Go through the material below and copy all lines with "bold".

(Dataset items)
(begin)
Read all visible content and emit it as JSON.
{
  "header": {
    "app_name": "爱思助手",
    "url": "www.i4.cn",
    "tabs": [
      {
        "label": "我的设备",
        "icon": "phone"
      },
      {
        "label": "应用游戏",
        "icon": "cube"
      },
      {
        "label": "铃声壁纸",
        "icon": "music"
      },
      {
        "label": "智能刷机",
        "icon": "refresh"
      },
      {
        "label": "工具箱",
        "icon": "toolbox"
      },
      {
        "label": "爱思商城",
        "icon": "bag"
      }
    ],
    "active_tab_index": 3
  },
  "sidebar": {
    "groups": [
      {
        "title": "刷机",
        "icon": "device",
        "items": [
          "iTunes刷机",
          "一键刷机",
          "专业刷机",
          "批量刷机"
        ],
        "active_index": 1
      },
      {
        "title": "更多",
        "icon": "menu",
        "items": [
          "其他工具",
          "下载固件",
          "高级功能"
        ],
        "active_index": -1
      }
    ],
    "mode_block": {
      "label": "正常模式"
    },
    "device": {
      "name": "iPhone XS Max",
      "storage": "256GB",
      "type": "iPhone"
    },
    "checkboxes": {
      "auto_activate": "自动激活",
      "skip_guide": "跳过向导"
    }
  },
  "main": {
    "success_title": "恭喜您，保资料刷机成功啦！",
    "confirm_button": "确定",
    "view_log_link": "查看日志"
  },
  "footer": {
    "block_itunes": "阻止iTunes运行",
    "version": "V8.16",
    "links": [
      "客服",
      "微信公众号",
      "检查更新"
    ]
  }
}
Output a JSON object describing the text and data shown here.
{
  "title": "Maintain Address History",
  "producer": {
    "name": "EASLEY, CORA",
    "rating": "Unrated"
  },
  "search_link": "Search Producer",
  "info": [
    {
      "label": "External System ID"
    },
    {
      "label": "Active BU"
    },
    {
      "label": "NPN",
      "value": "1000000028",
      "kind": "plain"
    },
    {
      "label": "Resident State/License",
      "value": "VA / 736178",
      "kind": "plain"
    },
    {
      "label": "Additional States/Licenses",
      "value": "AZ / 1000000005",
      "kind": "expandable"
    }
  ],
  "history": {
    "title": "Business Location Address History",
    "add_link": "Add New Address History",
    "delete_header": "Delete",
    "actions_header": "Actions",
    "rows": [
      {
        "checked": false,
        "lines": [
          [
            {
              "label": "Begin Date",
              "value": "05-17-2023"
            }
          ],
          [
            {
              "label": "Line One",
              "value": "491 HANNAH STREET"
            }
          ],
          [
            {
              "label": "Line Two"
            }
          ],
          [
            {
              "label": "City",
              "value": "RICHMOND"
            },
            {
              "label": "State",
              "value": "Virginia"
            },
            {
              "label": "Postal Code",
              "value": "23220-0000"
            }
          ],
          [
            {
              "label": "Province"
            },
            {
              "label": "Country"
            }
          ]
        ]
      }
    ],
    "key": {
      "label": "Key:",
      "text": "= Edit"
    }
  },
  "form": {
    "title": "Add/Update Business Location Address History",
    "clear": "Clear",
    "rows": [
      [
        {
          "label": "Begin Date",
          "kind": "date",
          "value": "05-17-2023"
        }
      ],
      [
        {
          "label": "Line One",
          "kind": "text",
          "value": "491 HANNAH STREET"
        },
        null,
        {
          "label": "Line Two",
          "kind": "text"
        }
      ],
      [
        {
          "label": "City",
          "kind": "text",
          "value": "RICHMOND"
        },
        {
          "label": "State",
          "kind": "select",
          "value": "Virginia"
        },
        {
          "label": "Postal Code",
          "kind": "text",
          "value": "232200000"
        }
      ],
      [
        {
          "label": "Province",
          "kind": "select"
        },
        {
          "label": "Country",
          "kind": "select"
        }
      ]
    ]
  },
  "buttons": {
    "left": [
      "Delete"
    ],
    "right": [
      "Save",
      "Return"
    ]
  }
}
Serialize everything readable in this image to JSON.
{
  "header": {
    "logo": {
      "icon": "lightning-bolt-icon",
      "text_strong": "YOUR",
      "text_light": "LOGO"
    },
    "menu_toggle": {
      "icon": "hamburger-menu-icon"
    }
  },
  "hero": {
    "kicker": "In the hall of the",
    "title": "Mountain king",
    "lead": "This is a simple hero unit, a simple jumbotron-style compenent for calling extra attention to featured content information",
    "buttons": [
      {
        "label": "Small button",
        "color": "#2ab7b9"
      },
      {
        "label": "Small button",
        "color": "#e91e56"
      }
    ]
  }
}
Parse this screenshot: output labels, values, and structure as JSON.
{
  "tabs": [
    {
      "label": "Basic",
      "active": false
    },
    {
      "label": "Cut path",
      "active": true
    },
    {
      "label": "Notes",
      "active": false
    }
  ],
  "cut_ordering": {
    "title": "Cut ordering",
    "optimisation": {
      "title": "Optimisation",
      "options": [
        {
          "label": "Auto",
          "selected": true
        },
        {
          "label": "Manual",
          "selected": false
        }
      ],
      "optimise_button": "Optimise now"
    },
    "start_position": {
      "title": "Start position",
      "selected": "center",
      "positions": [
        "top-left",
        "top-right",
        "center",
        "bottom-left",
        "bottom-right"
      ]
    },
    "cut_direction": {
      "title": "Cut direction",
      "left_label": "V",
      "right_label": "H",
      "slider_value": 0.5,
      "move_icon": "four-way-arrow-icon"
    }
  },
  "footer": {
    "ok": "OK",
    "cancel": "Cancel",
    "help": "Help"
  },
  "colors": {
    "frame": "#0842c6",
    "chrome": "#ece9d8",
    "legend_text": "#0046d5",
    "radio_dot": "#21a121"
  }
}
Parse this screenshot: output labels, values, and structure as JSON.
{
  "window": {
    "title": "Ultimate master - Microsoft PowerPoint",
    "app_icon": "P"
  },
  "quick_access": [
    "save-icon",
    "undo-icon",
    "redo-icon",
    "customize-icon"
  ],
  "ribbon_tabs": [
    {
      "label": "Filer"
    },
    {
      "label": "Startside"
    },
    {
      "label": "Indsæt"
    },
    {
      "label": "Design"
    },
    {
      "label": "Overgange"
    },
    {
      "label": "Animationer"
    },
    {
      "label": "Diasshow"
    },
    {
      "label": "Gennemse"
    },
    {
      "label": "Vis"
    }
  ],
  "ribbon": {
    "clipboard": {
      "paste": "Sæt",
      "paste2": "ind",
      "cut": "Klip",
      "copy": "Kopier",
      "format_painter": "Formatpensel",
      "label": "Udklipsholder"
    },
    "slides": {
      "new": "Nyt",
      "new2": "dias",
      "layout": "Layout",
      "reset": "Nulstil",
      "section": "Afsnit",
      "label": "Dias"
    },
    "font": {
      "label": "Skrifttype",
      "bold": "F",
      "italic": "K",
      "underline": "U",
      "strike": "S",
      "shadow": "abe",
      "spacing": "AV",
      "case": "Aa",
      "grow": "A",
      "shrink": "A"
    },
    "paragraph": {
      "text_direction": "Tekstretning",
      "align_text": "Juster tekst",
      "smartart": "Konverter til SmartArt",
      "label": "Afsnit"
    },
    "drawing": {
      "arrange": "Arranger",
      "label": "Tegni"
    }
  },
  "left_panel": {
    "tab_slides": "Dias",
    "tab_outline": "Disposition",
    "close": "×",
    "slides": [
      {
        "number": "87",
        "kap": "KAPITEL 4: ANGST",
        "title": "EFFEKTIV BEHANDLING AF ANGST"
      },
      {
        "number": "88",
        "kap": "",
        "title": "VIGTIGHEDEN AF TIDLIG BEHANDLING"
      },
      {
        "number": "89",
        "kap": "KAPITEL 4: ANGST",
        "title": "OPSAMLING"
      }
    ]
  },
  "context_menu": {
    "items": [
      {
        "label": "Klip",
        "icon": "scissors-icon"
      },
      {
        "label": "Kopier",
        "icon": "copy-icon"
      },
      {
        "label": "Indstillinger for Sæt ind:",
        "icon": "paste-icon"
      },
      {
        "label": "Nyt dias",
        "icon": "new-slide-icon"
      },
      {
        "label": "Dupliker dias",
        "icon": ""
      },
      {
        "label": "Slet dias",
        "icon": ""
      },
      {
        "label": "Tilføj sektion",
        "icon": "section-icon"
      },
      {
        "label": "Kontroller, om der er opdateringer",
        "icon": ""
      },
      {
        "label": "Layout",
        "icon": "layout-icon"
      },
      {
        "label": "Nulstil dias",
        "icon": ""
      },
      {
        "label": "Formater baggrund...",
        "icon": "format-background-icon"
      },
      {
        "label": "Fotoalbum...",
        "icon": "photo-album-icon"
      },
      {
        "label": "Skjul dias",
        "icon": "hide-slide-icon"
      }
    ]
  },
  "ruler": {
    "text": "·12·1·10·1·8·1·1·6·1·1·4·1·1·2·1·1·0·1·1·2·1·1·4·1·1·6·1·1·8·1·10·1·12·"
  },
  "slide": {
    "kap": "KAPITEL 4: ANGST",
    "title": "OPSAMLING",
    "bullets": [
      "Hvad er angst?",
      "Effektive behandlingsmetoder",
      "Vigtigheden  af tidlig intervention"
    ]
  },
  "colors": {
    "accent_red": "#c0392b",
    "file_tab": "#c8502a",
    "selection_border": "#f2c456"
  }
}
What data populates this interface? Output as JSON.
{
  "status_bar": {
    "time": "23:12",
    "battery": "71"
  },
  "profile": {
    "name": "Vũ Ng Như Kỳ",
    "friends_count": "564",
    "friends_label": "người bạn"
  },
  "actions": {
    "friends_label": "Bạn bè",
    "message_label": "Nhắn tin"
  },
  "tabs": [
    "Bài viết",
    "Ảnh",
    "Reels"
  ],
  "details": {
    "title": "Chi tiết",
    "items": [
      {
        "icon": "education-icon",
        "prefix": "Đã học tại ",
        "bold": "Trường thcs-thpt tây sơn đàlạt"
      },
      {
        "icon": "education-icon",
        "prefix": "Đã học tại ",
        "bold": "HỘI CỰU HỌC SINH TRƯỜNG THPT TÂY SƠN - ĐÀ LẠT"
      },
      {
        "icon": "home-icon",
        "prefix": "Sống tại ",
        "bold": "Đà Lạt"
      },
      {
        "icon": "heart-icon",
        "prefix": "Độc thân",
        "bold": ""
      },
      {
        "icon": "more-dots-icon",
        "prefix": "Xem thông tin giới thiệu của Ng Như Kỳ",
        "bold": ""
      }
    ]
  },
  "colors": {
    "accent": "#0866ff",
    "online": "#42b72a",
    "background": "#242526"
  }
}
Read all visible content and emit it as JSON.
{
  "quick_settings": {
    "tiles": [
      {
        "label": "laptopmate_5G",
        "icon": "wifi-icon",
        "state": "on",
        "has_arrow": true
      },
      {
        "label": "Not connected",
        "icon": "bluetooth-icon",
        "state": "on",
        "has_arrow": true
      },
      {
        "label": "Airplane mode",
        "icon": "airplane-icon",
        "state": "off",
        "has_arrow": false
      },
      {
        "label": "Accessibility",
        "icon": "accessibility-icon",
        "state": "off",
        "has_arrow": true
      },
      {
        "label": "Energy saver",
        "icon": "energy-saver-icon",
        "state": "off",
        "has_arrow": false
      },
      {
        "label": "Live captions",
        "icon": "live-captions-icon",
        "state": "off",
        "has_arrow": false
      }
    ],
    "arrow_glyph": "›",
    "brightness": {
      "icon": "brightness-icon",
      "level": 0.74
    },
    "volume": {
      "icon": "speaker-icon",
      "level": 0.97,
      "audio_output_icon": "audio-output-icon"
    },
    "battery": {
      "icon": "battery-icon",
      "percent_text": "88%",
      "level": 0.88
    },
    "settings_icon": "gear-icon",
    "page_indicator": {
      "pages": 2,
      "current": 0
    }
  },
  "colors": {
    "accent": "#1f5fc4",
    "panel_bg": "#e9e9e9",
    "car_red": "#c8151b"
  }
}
(end)
**SOLUTION TO THIS EXERCISE:**
      "bold": "F",
        "bold": "Trường thcs-thpt tây sơn đàlạt"
        "bold": "HỘI CỰU HỌC SINH TRƯỜNG THPT TÂY SƠN - ĐÀ LẠT"
        "bold": "Đà Lạt"
        "bold": ""
        "bold": ""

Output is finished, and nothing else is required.